Exercise data:

(begin)

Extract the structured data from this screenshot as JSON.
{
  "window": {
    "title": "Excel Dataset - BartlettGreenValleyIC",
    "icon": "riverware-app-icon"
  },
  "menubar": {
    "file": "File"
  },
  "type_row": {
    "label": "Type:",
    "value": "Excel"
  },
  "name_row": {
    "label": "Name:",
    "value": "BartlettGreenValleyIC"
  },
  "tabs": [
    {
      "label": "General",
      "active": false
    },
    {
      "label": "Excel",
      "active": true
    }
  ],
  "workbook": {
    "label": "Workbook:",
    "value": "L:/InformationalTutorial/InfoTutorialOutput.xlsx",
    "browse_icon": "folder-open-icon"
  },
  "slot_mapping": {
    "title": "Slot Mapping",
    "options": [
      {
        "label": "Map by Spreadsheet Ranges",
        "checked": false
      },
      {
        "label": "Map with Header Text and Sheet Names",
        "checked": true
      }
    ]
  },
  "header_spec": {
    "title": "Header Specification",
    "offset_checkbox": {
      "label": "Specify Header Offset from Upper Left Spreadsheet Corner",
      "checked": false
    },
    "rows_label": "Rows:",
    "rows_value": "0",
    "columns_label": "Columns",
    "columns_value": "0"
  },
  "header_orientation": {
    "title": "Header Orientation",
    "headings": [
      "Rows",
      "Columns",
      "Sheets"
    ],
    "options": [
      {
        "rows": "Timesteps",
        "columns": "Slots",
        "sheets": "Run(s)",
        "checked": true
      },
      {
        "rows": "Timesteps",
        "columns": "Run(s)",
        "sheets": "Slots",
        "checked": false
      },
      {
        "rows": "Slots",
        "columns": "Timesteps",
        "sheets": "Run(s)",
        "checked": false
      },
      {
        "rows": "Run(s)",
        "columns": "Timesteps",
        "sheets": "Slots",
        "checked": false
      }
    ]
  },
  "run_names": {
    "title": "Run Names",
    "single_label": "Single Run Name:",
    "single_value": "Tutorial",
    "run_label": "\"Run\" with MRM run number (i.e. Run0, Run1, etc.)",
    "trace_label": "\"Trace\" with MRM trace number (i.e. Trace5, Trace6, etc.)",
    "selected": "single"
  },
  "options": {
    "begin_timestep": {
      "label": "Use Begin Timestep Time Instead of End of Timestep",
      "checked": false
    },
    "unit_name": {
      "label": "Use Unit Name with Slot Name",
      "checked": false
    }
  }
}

(end)

Work to complete:
Quote each line of the listing above exactly.

Task result:
Extract the structured data from this screenshot as JSON.
{
  "window": {
    "title": "Excel Dataset - BartlettGreenValleyIC",
    "icon": "riverware-app-icon"
  },
  "menubar": {
    "file": "File"
  },
  "type_row": {
    "label": "Type:",
    "value": "Excel"
  },
  "name_row": {
    "label": "Name:",
    "value": "BartlettGreenValleyIC"
  },
  "tabs": [
    {
      "label": "General",
      "active": false
    },
    {
      "label": "Excel",
      "active": true
    }
  ],
  "workbook": {
    "label": "Workbook:",
    "value": "L:/InformationalTutorial/InfoTutorialOutput.xlsx",
    "browse_icon": "folder-open-icon"
  },
  "slot_mapping": {
    "title": "Slot Mapping",
    "options": [
      {
        "label": "Map by Spreadsheet Ranges",
        "checked": false
      },
      {
        "label": "Map with Header Text and Sheet Names",
        "checked": true
      }
    ]
  },
  "header_spec": {
    "title": "Header Specification",
    "offset_checkbox": {
      "label": "Specify Header Offset from Upper Left Spreadsheet Corner",
      "checked": false
    },
    "rows_label": "Rows:",
    "rows_value": "0",
    "columns_label": "Columns",
    "columns_value": "0"
  },
  "header_orientation": {
    "title": "Header Orientation",
    "headings": [
      "Rows",
      "Columns",
      "Sheets"
    ],
    "options": [
      {
        "rows": "Timesteps",
        "columns": "Slots",
        "sheets": "Run(s)",
        "checked": true
      },
      {
        "rows": "Timesteps",
        "columns": "Run(s)",
        "sheets": "Slots",
        "checked": false
      },
      {
        "rows": "Slots",
        "columns": "Timesteps",
        "sheets": "Run(s)",
        "checked": false
      },
      {
        "rows": "Run(s)",
        "columns": "Timesteps",
        "sheets": "Slots",
        "checked": false
      }
    ]
  },
  "run_names": {
    "title": "Run Names",
    "single_label": "Single Run Name:",
    "single_value": "Tutorial",
    "run_label": "\"Run\" with MRM run number (i.e. Run0, Run1, etc.)",
    "trace_label": "\"Trace\" with MRM trace number (i.e. Trace5, Trace6, etc.)",
    "selected": "single"
  },
  "options": {
    "begin_timestep": {
      "label": "Use Begin Timestep Time Instead of End of Timestep",
      "checked": false
    },
    "unit_name": {
      "label": "Use Unit Name with Slot Name",
      "checked": false
    }
  }
}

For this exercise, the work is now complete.